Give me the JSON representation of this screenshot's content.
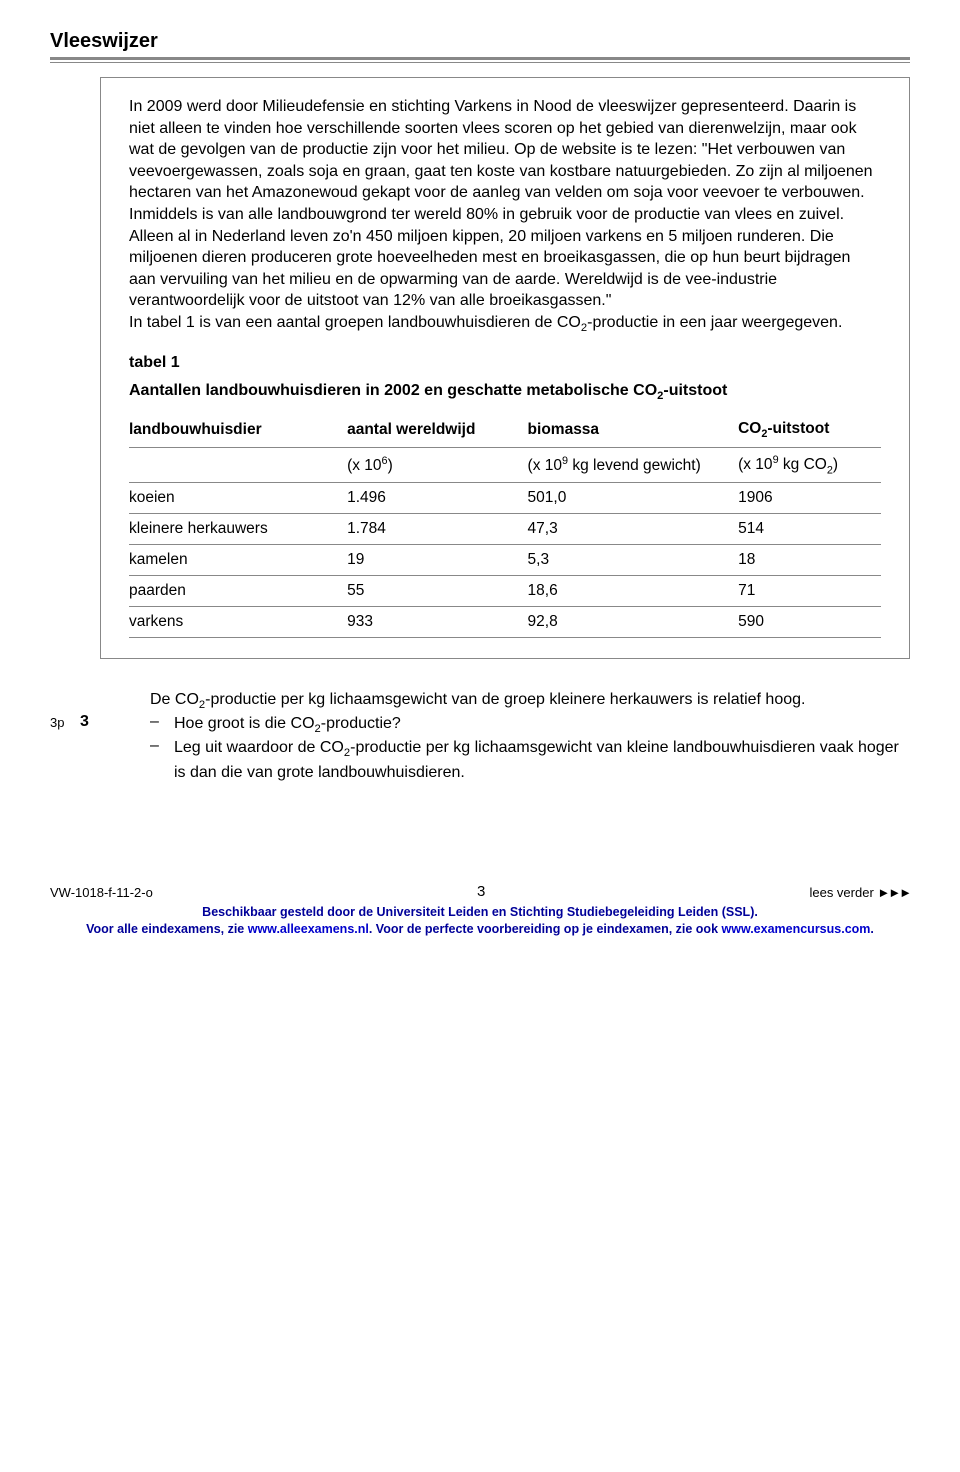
{
  "title": "Vleeswijzer",
  "body_text": "In 2009 werd door Milieudefensie en stichting Varkens in Nood de vleeswijzer gepresenteerd. Daarin is niet alleen te vinden hoe verschillende soorten vlees scoren op het gebied van dierenwelzijn, maar ook wat de gevolgen van de productie zijn voor het milieu. Op de website is te lezen: \"Het verbouwen van veevoergewassen, zoals soja en graan, gaat ten koste van kostbare natuurgebieden. Zo zijn al miljoenen hectaren van het Amazonewoud gekapt voor de aanleg van velden om soja voor veevoer te verbouwen. Inmiddels is van alle landbouwgrond ter wereld 80% in gebruik voor de productie van vlees en zuivel. Alleen al in Nederland leven zo'n 450 miljoen kippen, 20 miljoen varkens en 5 miljoen runderen. Die miljoenen dieren produceren grote hoeveelheden mest en broeikasgassen, die op hun beurt bijdragen aan vervuiling van het milieu en de opwarming van de aarde. Wereldwijd is de vee-industrie verantwoordelijk voor de uitstoot van 12% van alle broeikasgassen.\"\nIn tabel 1 is van een aantal groepen landbouwhuisdieren de CO₂-productie in een jaar weergegeven.",
  "table": {
    "label": "tabel 1",
    "caption": "Aantallen landbouwhuisdieren in 2002 en geschatte metabolische CO₂-uitstoot",
    "headers": [
      "landbouwhuisdier",
      "aantal wereldwijd",
      "biomassa",
      "CO₂-uitstoot"
    ],
    "units": [
      "",
      "(x 10⁶)",
      "(x 10⁹ kg levend gewicht)",
      "(x 10⁹ kg CO₂)"
    ],
    "rows": [
      [
        "koeien",
        "1.496",
        "501,0",
        "1906"
      ],
      [
        "kleinere herkauwers",
        "1.784",
        "47,3",
        "514"
      ],
      [
        "kamelen",
        "19",
        "5,3",
        "18"
      ],
      [
        "paarden",
        "55",
        "18,6",
        "71"
      ],
      [
        "varkens",
        "933",
        "92,8",
        "590"
      ]
    ]
  },
  "question": {
    "intro": "De CO₂-productie per kg lichaamsgewicht van de groep kleinere herkauwers is relatief hoog.",
    "points": "3p",
    "number": "3",
    "items": [
      "Hoe groot is die CO₂-productie?",
      "Leg uit waardoor de CO₂-productie per kg lichaamsgewicht van kleine landbouwhuisdieren vaak hoger is dan die van grote landbouwhuisdieren."
    ]
  },
  "footer": {
    "doc_code": "VW-1018-f-11-2-o",
    "page_num": "3",
    "lees_verder": "lees verder ►►►",
    "line1": "Beschikbaar gesteld door de Universiteit Leiden en Stichting Studiebegeleiding Leiden (SSL).",
    "line2_a": "Voor alle eindexamens, zie ",
    "line2_link1": "www.alleexamens.nl",
    "line2_b": ". Voor de perfecte voorbereiding op je eindexamen, zie ook ",
    "line2_link2": "www.examencursus.com",
    "line2_c": ".",
    "link_color": "#0000cc",
    "text_color": "#000099"
  }
}
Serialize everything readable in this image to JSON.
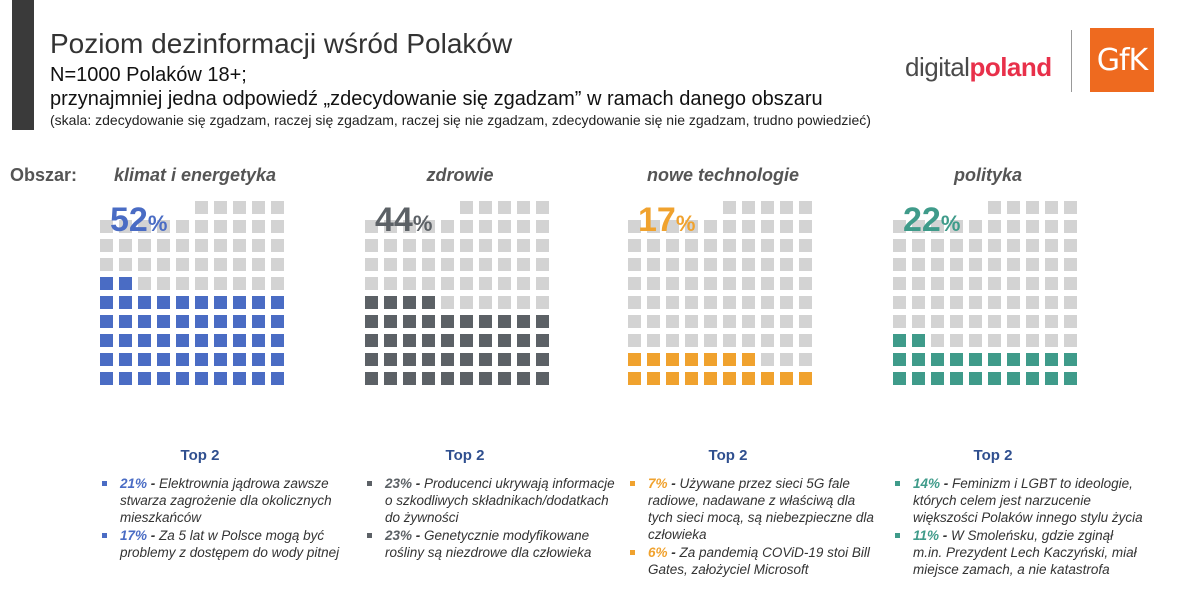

** Problem details **
Transcribe the preceding listing in its entirety and with exact wording, leaving out pictures.

** Solved exercise **
Give me the JSON representation of this screenshot's content.
{
  "title": "Vleeswijzer",
  "body_text": "In 2009 werd door Milieudefensie en stichting Varkens in Nood de vleeswijzer gepresenteerd. Daarin is niet alleen te vinden hoe verschillende soorten vlees scoren op het gebied van dierenwelzijn, maar ook wat de gevolgen van de productie zijn voor het milieu. Op de website is te lezen: \"Het verbouwen van veevoergewassen, zoals soja en graan, gaat ten koste van kostbare natuurgebieden. Zo zijn al miljoenen hectaren van het Amazonewoud gekapt voor de aanleg van velden om soja voor veevoer te verbouwen. Inmiddels is van alle landbouwgrond ter wereld 80% in gebruik voor de productie van vlees en zuivel. Alleen al in Nederland leven zo'n 450 miljoen kippen, 20 miljoen varkens en 5 miljoen runderen. Die miljoenen dieren produceren grote hoeveelheden mest en broeikasgassen, die op hun beurt bijdragen aan vervuiling van het milieu en de opwarming van de aarde. Wereldwijd is de vee-industrie verantwoordelijk voor de uitstoot van 12% van alle broeikasgassen.\"\nIn tabel 1 is van een aantal groepen landbouwhuisdieren de CO₂-productie in een jaar weergegeven.",
  "table": {
    "label": "tabel 1",
    "caption": "Aantallen landbouwhuisdieren in 2002 en geschatte metabolische CO₂-uitstoot",
    "headers": [
      "landbouwhuisdier",
      "aantal wereldwijd",
      "biomassa",
      "CO₂-uitstoot"
    ],
    "units": [
      "",
      "(x 10⁶)",
      "(x 10⁹ kg levend gewicht)",
      "(x 10⁹ kg CO₂)"
    ],
    "rows": [
      [
        "koeien",
        "1.496",
        "501,0",
        "1906"
      ],
      [
        "kleinere herkauwers",
        "1.784",
        "47,3",
        "514"
      ],
      [
        "kamelen",
        "19",
        "5,3",
        "18"
      ],
      [
        "paarden",
        "55",
        "18,6",
        "71"
      ],
      [
        "varkens",
        "933",
        "92,8",
        "590"
      ]
    ]
  },
  "question": {
    "intro": "De CO₂-productie per kg lichaamsgewicht van de groep kleinere herkauwers is relatief hoog.",
    "points": "3p",
    "number": "3",
    "items": [
      "Hoe groot is die CO₂-productie?",
      "Leg uit waardoor de CO₂-productie per kg lichaamsgewicht van kleine landbouwhuisdieren vaak hoger is dan die van grote landbouwhuisdieren."
    ]
  },
  "footer": {
    "doc_code": "VW-1018-f-11-2-o",
    "page_num": "3",
    "lees_verder": "lees verder ►►►",
    "line1": "Beschikbaar gesteld door de Universiteit Leiden en Stichting Studiebegeleiding Leiden (SSL).",
    "line2_a": "Voor alle eindexamens, zie ",
    "line2_link1": "www.alleexamens.nl",
    "line2_b": ". Voor de perfecte voorbereiding op je eindexamen, zie ook ",
    "line2_link2": "www.examencursus.com",
    "line2_c": ".",
    "link_color": "#0000cc",
    "text_color": "#000099"
  }
}
Serialize everything readable in this image to JSON.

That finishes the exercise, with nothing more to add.